Stored items:
---+---

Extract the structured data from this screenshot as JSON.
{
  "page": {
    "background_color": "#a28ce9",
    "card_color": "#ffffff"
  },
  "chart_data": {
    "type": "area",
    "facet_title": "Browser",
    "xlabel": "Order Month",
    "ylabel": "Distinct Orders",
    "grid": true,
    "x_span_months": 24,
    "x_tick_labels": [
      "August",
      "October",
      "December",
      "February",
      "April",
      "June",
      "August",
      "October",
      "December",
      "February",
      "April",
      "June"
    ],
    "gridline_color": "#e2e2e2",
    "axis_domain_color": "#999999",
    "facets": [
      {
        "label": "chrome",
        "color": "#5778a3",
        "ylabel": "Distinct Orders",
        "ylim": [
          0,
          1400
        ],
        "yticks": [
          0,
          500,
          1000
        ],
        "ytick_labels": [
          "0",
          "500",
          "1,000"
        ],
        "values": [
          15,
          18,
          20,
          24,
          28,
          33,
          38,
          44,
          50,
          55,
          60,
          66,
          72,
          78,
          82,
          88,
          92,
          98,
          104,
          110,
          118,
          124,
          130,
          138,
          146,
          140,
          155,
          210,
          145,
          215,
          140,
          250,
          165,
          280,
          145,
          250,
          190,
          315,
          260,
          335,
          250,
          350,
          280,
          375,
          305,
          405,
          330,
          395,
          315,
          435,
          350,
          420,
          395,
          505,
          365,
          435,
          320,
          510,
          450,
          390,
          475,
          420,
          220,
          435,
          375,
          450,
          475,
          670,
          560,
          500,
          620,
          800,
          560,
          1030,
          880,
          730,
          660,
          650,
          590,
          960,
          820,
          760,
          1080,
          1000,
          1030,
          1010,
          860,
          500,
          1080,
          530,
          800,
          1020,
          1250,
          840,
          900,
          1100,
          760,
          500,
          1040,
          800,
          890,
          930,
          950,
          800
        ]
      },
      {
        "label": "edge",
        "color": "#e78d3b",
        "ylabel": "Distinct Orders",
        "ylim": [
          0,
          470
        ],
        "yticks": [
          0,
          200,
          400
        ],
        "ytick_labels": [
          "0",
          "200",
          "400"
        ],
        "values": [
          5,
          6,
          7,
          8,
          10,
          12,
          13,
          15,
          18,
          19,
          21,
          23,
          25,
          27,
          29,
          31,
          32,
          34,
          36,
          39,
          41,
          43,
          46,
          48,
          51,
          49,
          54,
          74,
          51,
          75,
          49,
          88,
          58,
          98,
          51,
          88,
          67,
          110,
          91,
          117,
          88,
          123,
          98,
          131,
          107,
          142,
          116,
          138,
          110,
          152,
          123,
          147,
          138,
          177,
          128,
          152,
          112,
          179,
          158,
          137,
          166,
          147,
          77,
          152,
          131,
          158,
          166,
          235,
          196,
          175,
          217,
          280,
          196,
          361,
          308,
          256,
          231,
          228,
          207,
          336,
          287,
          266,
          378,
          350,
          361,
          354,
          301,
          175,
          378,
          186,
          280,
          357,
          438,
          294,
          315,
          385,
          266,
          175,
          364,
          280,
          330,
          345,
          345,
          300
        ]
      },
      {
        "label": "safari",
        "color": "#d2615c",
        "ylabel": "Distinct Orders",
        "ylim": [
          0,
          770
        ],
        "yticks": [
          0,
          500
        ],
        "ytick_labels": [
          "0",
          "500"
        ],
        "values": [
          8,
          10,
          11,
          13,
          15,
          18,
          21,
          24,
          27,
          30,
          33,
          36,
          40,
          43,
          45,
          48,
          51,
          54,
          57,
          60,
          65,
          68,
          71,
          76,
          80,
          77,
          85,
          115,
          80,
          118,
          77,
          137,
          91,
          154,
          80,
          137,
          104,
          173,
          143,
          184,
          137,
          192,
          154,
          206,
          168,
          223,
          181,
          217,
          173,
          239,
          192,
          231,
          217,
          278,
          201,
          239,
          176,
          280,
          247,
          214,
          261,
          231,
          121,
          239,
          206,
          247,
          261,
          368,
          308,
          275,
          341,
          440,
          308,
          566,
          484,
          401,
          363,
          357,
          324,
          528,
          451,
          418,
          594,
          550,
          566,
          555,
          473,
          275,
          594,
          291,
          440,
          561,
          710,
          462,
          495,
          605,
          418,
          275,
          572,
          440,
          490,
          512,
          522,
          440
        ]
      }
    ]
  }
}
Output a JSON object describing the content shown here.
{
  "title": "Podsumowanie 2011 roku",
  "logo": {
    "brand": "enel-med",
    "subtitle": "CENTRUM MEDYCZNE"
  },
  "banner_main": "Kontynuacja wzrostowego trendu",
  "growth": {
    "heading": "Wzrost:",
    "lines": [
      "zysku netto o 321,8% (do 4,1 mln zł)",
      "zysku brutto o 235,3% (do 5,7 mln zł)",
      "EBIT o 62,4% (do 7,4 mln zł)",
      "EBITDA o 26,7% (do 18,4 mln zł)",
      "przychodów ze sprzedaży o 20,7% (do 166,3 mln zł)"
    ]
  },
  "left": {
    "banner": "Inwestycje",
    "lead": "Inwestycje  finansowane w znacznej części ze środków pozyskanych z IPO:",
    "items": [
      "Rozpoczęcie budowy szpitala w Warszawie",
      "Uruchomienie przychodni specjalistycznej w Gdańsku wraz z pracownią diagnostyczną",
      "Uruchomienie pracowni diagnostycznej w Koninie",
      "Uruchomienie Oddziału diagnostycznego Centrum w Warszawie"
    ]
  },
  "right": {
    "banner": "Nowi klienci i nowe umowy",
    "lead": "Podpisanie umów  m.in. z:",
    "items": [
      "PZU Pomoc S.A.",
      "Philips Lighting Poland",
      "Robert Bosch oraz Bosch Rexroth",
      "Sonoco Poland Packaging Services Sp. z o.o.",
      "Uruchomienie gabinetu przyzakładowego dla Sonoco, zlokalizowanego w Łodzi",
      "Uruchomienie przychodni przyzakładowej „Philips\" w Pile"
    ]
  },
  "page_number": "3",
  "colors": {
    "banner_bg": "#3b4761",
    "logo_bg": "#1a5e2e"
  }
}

---+---

__EXERCISE__. Report the count of lines in the entries that contain the string "Poland", and nothing besides it.

__THE ANSWER__. 2